▶ Objective
Give the number of lines containing the word "noradrenalina", and nothing else.

▶ Data supplied

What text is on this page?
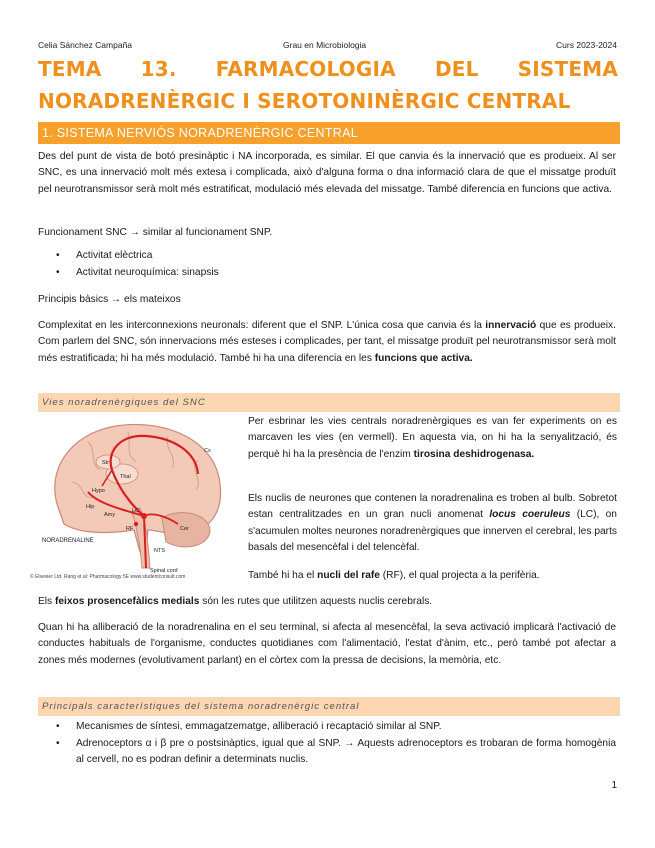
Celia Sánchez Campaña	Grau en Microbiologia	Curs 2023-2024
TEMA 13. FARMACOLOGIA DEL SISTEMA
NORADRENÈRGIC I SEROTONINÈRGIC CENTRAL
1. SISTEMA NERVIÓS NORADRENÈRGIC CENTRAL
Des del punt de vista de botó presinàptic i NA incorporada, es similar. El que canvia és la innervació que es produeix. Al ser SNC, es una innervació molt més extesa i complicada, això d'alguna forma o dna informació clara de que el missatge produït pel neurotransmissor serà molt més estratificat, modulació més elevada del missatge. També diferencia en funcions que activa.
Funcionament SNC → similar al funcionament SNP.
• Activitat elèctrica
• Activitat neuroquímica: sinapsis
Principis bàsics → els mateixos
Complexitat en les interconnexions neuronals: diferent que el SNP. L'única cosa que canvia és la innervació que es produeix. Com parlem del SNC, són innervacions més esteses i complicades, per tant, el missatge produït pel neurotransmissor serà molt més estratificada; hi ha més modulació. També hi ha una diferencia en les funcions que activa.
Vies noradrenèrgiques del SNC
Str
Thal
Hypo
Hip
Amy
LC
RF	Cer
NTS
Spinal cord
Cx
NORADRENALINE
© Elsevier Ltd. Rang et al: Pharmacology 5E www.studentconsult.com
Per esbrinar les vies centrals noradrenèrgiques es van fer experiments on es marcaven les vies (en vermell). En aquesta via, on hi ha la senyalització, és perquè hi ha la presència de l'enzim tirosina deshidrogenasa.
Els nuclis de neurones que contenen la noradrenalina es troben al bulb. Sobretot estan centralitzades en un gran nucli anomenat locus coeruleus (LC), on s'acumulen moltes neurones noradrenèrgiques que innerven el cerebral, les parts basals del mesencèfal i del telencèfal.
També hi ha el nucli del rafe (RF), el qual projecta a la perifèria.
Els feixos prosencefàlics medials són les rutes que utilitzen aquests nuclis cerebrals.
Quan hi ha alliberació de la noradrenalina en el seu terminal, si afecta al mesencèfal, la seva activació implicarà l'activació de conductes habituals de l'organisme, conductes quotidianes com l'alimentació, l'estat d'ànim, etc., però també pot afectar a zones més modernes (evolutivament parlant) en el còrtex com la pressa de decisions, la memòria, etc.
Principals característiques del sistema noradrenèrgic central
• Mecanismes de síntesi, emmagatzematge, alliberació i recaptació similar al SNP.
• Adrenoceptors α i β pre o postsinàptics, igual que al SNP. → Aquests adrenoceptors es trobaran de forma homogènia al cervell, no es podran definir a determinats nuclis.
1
==
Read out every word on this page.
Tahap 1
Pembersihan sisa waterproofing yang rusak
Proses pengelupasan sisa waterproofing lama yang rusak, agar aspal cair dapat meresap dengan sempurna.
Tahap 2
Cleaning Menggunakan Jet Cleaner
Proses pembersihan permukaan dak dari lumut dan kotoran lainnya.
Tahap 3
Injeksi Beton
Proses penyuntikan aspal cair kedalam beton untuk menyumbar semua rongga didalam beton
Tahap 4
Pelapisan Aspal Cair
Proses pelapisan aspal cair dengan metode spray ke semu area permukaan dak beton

▶ Answer to the problem
2